▶ WHAT TO DO
Look for "الايرادات" in the listing below. Gather each line that contains it.

▶ ITEMS
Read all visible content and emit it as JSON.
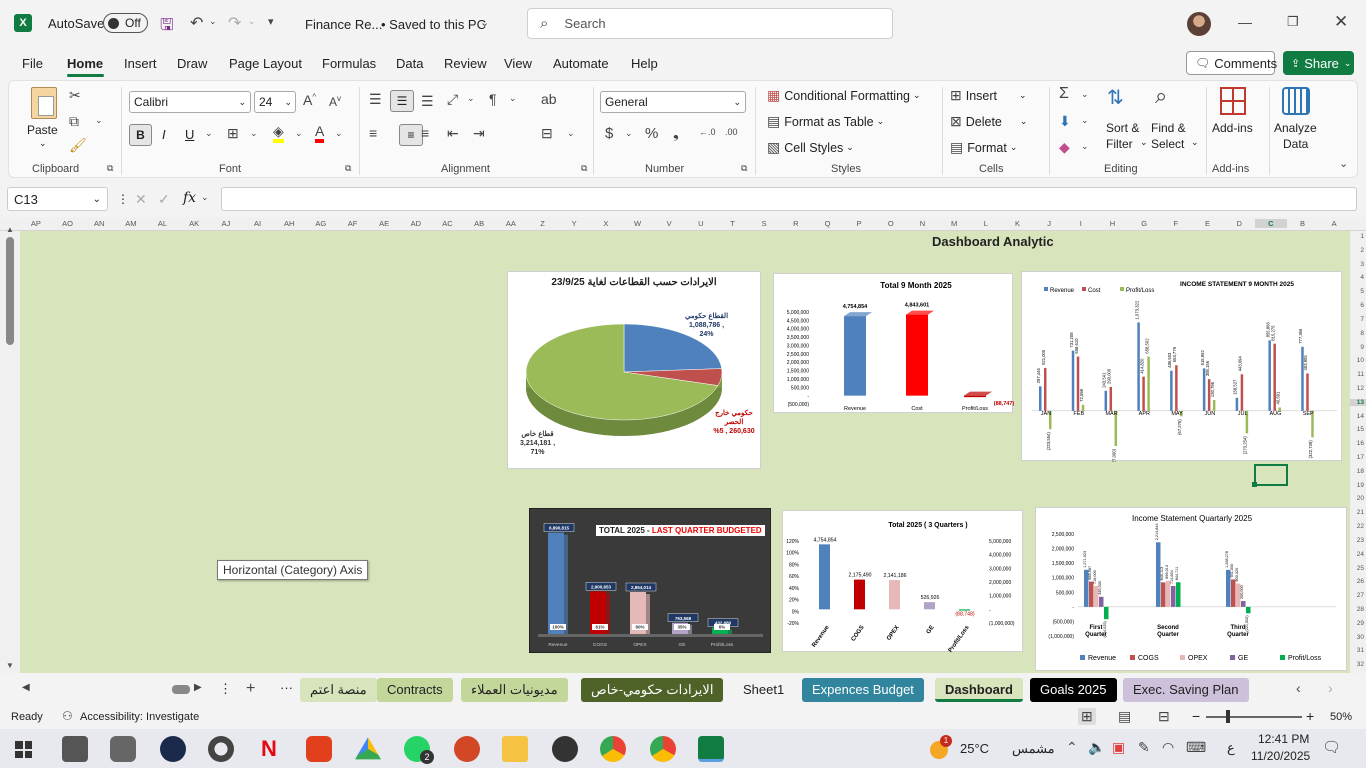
{
  "titlebar": {
    "autosave_label": "AutoSave",
    "autosave_state": "Off",
    "file_title": "Finance Re...",
    "save_status": "• Saved to this PC",
    "search_placeholder": "Search"
  },
  "menu": [
    "File",
    "Home",
    "Insert",
    "Draw",
    "Page Layout",
    "Formulas",
    "Data",
    "Review",
    "View",
    "Automate",
    "Help"
  ],
  "menu_active": "Home",
  "comments_label": "Comments",
  "share_label": "Share",
  "ribbon": {
    "paste": "Paste",
    "clipboard": "Clipboard",
    "font_name": "Calibri",
    "font_size": "24",
    "font": "Font",
    "bold": "B",
    "italic": "I",
    "underline": "U",
    "alignment": "Alignment",
    "number_format": "General",
    "number": "Number",
    "cond_format": "Conditional Formatting",
    "format_table": "Format as Table",
    "cell_styles": "Cell Styles",
    "styles": "Styles",
    "insert": "Insert",
    "delete": "Delete",
    "format": "Format",
    "cells": "Cells",
    "sort_filter_1": "Sort &",
    "sort_filter_2": "Filter",
    "find_select_1": "Find &",
    "find_select_2": "Select",
    "editing": "Editing",
    "addins": "Add-ins",
    "addins_group": "Add-ins",
    "analyze_1": "Analyze",
    "analyze_2": "Data"
  },
  "formula": {
    "name_box": "C13",
    "fx": "fx",
    "value": ""
  },
  "columns": [
    "AP",
    "AO",
    "AN",
    "AM",
    "AL",
    "AK",
    "AJ",
    "AI",
    "AH",
    "AG",
    "AF",
    "AE",
    "AD",
    "AC",
    "AB",
    "AA",
    "Z",
    "Y",
    "X",
    "W",
    "V",
    "U",
    "T",
    "S",
    "R",
    "Q",
    "P",
    "O",
    "N",
    "M",
    "L",
    "K",
    "J",
    "I",
    "H",
    "G",
    "F",
    "E",
    "D",
    "C",
    "B",
    "A"
  ],
  "rows": [
    "1",
    "2",
    "3",
    "4",
    "5",
    "6",
    "7",
    "8",
    "9",
    "10",
    "11",
    "12",
    "13",
    "14",
    "15",
    "16",
    "17",
    "18",
    "19",
    "20",
    "21",
    "22",
    "23",
    "24",
    "25",
    "26",
    "27",
    "28",
    "29",
    "30",
    "31",
    "32"
  ],
  "dashboard_title": "Dashboard Analytic",
  "tooltip": "Horizontal (Category) Axis",
  "charts": {
    "pie": {
      "title": "الايرادات حسب القطاعات لغاية 23/9/25",
      "labels": [
        {
          "text": "القطاع حكومي",
          "value": "1,088,786 ,",
          "pct": "24%"
        },
        {
          "text": "حكومي خارج الحصر",
          "value": "%5 , 260,630",
          "pct": ""
        },
        {
          "text": "قطاع خاص",
          "value": "3,214,181 ,",
          "pct": "71%"
        }
      ],
      "chart_data": {
        "type": "pie",
        "categories": [
          "القطاع حكومي",
          "حكومي خارج الحصر",
          "قطاع خاص"
        ],
        "values": [
          1088786,
          260630,
          3214181
        ],
        "colors": [
          "#4f81bd",
          "#c0504d",
          "#9bbb59"
        ]
      }
    },
    "total9": {
      "title": "Total 9 Month 2025",
      "chart_data": {
        "type": "bar",
        "categories": [
          "Revenue",
          "Cost",
          "Profit/Loss"
        ],
        "values": [
          4754854,
          4843601,
          -88747
        ],
        "value_labels": [
          "4,754,854",
          "4,843,601",
          "(88,747)"
        ],
        "yticks": [
          "5,000,000",
          "4,500,000",
          "4,000,000",
          "3,500,000",
          "3,000,000",
          "2,500,000",
          "2,000,000",
          "1,500,000",
          "1,000,000",
          "500,000",
          "-",
          "(500,000)"
        ],
        "ylim": [
          -500000,
          5000000
        ],
        "colors": [
          "#4f81bd",
          "#ff0000",
          "#c00000"
        ]
      }
    },
    "income9": {
      "title": "INCOME STATEMENT 9 MONTH 2025",
      "legend": [
        "Revenue",
        "Cost",
        "Profit/Loss"
      ],
      "chart_data": {
        "type": "bar",
        "categories": [
          "JAN",
          "FEB",
          "MAR",
          "APR",
          "MAY",
          "JUN",
          "JUL",
          "AUG",
          "SEP"
        ],
        "series": [
          {
            "name": "Revenue",
            "values": [
              297446,
              731208,
              243541,
              1073322,
              486503,
              515952,
              158527,
              855866,
              777366
            ],
            "color": "#4f81bd"
          },
          {
            "name": "Cost",
            "values": [
              521000,
              658610,
              290000,
              414820,
              553779,
              385156,
              443694,
              815275,
              453905
            ],
            "color": "#c0504d"
          },
          {
            "name": "Profit/Loss",
            "values": [
              -223554,
              72598,
              -427000,
              658502,
              -67276,
              130796,
              -273254,
              40591,
              -322739
            ],
            "color": "#9bbb59"
          }
        ],
        "ylim": [
          -500000,
          1200000
        ]
      }
    },
    "lastq": {
      "title_a": "TOTAL 2025 - ",
      "title_b": "LAST QUARTER BUDGETED",
      "chart_data": {
        "type": "bar",
        "categories": [
          "Revenue",
          "COGS",
          "OPEX",
          "GE",
          "Profit/Loss"
        ],
        "values": [
          6890815,
          2900653,
          2854014,
          763568,
          432680
        ],
        "value_labels": [
          "6,890,815",
          "2,900,653",
          "2,854,014",
          "763,568",
          "432,680"
        ],
        "pct_labels": [
          "100%",
          "61%",
          "60%",
          "35%",
          "6%"
        ],
        "colors": [
          "#4f81bd",
          "#c00000",
          "#e6b9b8",
          "#b3a2c7",
          "#00b050"
        ],
        "ylim": [
          0,
          7000000
        ]
      }
    },
    "total2025": {
      "title": "Total 2025 ( 3 Quarters )",
      "chart_data": {
        "type": "bar",
        "categories": [
          "Revenue",
          "COGS",
          "OPEX",
          "GE",
          "Profit/Loss"
        ],
        "values": [
          4754854,
          2175490,
          2141186,
          526926,
          -88748
        ],
        "value_labels": [
          "4,754,854",
          "2,175,490",
          "2,141,186",
          "526,926",
          "(88,748)"
        ],
        "yticks_left": [
          "120%",
          "100%",
          "80%",
          "60%",
          "40%",
          "20%",
          "0%",
          "-20%"
        ],
        "yticks_right": [
          "5,000,000",
          "4,000,000",
          "3,000,000",
          "2,000,000",
          "1,000,000",
          "-",
          "(1,000,000)"
        ],
        "colors": [
          "#4f81bd",
          "#c00000",
          "#e6b9b8",
          "#b3a2c7",
          "#00b050"
        ],
        "ylim": [
          -1000000,
          5000000
        ]
      }
    },
    "quarterly": {
      "title": "Income Statement Quartarly 2025",
      "legend": [
        "Revenue",
        "COGS",
        "OPEX",
        "GE",
        "Profit/Loss"
      ],
      "chart_data": {
        "type": "bar",
        "categories": [
          "First Quarter",
          "Second Quarter",
          "Third Quarter"
        ],
        "series": [
          {
            "name": "Revenue",
            "values": [
              1271923,
              2214844,
              1268278
            ],
            "color": "#4f81bd"
          },
          {
            "name": "COGS",
            "values": [
              865587,
              840113,
              941000
            ],
            "color": "#c0504d"
          },
          {
            "name": "OPEX",
            "values": [
              716000,
              896013,
              800320
            ],
            "color": "#e6b9b8"
          },
          {
            "name": "GE",
            "values": [
              345000,
              714894,
              200000
            ],
            "color": "#8064a2"
          },
          {
            "name": "Profit/Loss",
            "values": [
              -424025,
              844711,
              -221502
            ],
            "color": "#00b050"
          }
        ],
        "yticks": [
          "2,500,000",
          "2,000,000",
          "1,500,000",
          "1,000,000",
          "500,000",
          "-",
          "(500,000)",
          "(1,000,000)"
        ],
        "ylim": [
          -1000000,
          2500000
        ]
      }
    }
  },
  "tabs": [
    {
      "label": "منصة اعتم",
      "bg": "#d8e4bc",
      "color": "#222"
    },
    {
      "label": "Contracts",
      "bg": "#c4d79b",
      "color": "#222"
    },
    {
      "label": "مديونيات العملاء",
      "bg": "#c4d79b",
      "color": "#222"
    },
    {
      "label": "الايرادات حكومي-خاص",
      "bg": "#4f6228",
      "color": "#fff"
    },
    {
      "label": "Sheet1",
      "bg": "transparent",
      "color": "#222"
    },
    {
      "label": "Expences Budget",
      "bg": "#31859c",
      "color": "#fff"
    },
    {
      "label": "Dashboard",
      "bg": "#d8e4bc",
      "color": "#222"
    },
    {
      "label": "Goals 2025",
      "bg": "#000000",
      "color": "#fff"
    },
    {
      "label": "Exec. Saving Plan",
      "bg": "#ccc0da",
      "color": "#222"
    }
  ],
  "status": {
    "ready": "Ready",
    "accessibility": "Accessibility: Investigate",
    "zoom": "50%"
  },
  "taskbar": {
    "weather": "25°C",
    "weather_text": "مشمس",
    "lang": "ع",
    "time": "12:41 PM",
    "date": "11/20/2025",
    "whatsapp_badge": "2",
    "weather_badge": "1"
  }
}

▶ WRITTEN ANSWER
      "title": "الايرادات حسب القطاعات لغاية 23/9/25",
      "label": "الايرادات حكومي-خاص",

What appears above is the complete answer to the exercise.